-- start --

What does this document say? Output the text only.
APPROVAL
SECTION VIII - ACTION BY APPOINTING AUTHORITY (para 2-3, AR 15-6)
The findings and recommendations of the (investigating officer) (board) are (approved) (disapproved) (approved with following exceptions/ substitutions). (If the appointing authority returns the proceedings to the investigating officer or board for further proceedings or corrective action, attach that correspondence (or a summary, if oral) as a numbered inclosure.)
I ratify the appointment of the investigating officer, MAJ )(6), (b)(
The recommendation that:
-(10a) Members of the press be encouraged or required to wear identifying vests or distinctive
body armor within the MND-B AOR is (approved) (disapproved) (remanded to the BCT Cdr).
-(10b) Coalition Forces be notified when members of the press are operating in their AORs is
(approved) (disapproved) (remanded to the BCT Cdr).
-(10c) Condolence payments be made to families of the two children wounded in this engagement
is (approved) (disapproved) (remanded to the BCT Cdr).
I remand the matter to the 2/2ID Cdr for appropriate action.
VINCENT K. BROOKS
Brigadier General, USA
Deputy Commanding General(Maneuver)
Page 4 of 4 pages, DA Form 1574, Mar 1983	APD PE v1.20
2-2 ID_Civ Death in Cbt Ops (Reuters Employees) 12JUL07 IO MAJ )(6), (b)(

-- end --
-- start --

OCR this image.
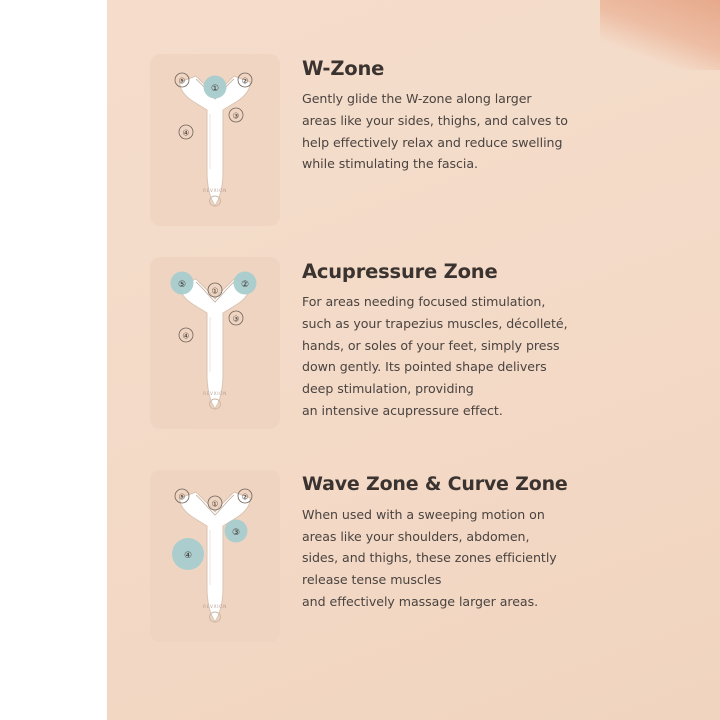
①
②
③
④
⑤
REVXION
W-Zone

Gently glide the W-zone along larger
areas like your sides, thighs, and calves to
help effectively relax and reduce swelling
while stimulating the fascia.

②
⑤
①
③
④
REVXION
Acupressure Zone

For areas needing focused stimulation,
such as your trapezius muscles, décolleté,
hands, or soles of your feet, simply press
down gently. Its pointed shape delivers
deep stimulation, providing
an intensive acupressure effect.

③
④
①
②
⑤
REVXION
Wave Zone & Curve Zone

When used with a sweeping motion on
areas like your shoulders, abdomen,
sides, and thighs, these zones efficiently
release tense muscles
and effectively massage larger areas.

-- end --

PROBLEM DESCRIPTION: In the listing, find all lines with the string "that" and copy them.

PROBLEM SOLUTION:
The findings and recommendations of the (investigating officer) (board) are (approved) (disapproved) (approved with following exceptions/ substitutions). (If the appointing authority returns the proceedings to the investigating officer or board for further proceedings or corrective action, attach that correspondence (or a summary, if oral) as a numbered inclosure.)
The recommendation that:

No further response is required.